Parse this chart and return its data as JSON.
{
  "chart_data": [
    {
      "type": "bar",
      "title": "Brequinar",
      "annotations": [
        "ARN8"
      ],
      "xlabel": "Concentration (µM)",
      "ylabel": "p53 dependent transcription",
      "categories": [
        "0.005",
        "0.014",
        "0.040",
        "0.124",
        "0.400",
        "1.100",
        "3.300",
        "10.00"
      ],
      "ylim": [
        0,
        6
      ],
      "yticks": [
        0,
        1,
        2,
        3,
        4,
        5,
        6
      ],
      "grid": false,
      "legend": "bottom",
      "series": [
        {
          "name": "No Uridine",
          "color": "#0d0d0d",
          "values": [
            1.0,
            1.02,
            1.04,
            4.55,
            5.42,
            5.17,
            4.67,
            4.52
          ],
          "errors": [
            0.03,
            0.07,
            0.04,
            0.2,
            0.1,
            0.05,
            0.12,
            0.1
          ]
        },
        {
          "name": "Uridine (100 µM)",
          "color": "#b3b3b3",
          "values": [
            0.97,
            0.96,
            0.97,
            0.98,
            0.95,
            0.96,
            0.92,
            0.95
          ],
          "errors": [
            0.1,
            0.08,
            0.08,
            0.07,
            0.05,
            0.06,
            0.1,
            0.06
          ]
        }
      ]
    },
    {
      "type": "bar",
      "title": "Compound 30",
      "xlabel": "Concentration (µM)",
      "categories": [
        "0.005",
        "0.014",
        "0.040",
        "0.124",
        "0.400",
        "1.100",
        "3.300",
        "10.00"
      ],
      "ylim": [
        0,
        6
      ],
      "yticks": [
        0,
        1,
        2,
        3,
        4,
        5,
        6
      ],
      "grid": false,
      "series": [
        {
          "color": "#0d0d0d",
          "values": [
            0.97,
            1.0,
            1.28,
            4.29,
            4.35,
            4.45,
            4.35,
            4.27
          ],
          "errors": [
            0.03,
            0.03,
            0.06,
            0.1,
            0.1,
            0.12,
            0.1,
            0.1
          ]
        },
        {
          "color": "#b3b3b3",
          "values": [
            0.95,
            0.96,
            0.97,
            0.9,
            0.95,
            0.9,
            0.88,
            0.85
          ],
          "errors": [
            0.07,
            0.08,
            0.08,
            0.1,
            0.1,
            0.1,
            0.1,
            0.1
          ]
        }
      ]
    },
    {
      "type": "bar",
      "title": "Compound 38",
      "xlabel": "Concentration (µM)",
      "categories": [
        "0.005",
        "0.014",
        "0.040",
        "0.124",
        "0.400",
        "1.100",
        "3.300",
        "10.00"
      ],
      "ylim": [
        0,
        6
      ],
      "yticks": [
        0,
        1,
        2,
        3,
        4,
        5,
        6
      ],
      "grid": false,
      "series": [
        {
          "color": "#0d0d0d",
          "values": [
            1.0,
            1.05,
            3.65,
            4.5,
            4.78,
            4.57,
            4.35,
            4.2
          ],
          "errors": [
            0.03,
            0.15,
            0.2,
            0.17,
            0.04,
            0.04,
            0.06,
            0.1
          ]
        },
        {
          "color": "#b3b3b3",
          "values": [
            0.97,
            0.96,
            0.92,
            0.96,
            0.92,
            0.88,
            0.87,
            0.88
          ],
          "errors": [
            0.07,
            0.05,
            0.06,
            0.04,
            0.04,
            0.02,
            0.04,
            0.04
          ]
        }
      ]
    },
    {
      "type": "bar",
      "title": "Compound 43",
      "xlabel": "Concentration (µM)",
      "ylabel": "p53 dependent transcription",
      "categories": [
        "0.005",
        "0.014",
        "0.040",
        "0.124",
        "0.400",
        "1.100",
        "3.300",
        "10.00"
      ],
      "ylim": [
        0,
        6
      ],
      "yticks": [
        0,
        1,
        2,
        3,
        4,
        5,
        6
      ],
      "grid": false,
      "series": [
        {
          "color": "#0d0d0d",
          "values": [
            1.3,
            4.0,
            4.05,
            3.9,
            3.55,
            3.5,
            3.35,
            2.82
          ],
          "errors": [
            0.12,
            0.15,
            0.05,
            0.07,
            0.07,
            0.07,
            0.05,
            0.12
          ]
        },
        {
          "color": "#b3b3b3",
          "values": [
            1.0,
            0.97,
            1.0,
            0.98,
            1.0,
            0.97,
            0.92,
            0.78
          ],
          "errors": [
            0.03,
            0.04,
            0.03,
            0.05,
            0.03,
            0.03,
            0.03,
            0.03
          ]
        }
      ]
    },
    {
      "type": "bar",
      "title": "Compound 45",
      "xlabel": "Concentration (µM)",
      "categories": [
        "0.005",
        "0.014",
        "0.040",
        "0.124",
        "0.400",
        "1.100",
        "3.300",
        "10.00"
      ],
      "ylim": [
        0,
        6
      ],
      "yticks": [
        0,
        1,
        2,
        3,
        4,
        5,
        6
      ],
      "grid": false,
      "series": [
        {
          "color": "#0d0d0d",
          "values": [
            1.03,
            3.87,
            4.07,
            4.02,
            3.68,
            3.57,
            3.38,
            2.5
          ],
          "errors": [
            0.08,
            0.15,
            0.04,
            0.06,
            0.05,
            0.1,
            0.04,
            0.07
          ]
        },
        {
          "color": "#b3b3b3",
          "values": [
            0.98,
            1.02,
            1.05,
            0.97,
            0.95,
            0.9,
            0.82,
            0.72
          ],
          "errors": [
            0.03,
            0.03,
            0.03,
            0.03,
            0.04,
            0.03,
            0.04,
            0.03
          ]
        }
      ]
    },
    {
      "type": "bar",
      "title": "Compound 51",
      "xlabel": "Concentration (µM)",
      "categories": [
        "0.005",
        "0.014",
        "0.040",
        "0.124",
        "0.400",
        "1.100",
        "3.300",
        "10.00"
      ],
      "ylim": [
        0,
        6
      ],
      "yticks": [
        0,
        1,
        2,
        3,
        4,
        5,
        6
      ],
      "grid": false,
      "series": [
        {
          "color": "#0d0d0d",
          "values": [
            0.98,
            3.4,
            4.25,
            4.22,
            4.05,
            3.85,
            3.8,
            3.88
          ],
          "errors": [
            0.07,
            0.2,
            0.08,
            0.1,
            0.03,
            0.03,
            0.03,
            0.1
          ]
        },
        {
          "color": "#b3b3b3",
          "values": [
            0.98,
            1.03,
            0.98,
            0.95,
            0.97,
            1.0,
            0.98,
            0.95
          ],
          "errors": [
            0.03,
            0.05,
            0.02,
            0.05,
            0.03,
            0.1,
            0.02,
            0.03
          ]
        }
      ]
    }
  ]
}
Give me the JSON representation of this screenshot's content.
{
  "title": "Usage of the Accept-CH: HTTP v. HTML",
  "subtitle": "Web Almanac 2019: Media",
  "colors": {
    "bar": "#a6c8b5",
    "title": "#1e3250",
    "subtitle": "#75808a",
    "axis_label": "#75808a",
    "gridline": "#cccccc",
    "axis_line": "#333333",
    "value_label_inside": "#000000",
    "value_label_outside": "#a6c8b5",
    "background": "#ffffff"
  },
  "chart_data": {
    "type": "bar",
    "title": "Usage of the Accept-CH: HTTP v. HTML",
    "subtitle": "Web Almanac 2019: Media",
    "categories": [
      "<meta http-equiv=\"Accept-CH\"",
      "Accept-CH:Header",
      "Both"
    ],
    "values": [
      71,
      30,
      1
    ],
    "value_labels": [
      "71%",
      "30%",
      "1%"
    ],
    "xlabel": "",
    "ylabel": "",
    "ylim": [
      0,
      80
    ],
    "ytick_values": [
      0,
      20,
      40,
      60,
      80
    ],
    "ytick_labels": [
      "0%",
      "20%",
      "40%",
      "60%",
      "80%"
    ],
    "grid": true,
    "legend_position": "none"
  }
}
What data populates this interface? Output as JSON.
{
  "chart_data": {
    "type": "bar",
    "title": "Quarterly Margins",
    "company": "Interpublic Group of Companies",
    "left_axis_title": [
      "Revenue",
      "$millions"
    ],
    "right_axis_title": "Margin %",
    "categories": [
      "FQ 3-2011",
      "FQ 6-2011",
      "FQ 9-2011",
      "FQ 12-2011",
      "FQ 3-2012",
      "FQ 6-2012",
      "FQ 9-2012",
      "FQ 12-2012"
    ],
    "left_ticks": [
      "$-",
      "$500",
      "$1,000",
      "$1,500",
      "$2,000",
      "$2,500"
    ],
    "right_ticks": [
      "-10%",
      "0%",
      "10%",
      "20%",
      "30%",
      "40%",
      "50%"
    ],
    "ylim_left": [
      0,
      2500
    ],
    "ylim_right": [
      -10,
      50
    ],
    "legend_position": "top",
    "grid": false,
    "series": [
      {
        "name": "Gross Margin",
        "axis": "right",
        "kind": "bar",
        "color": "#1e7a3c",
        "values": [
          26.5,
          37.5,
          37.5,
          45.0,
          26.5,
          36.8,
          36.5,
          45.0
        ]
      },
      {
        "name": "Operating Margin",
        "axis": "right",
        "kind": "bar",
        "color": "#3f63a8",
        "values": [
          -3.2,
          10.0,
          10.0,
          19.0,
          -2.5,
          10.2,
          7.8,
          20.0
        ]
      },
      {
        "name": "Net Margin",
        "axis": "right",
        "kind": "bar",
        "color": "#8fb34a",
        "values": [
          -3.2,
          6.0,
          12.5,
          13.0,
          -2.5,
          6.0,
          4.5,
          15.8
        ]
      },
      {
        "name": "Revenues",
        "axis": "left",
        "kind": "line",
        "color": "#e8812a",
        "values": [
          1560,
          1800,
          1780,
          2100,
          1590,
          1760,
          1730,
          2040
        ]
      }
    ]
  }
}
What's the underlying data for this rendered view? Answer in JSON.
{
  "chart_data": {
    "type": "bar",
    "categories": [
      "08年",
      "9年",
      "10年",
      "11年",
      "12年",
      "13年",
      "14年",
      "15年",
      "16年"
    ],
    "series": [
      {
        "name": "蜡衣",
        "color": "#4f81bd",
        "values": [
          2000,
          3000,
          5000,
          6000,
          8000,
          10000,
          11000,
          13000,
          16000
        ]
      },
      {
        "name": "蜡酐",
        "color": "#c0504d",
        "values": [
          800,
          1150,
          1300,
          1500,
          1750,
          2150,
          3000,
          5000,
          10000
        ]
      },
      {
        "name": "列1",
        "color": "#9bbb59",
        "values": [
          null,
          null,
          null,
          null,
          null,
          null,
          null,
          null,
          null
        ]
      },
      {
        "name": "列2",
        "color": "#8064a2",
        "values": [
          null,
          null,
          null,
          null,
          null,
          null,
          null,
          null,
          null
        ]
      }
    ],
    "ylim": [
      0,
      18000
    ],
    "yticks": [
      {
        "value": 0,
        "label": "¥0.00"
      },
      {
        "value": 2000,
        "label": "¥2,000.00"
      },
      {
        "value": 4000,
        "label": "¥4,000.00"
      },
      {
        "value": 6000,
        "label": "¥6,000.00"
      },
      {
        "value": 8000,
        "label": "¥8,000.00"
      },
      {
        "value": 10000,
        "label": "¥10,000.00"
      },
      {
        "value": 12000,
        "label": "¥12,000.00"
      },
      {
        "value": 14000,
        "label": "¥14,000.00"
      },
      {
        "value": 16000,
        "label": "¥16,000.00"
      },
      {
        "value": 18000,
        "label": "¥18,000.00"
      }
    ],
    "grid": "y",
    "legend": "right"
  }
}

——

- **INSTRUCTION**
Write out every line of the listing that holds the word "name".

- **SOLUTION**
          "name": "No Uridine",
          "name": "Uridine (100 µM)",
        "name": "Gross Margin",
        "name": "Operating Margin",
        "name": "Net Margin",
        "name": "Revenues",
        "name": "蜡衣",
        "name": "蜡酐",
        "name": "列1",
        "name": "列2",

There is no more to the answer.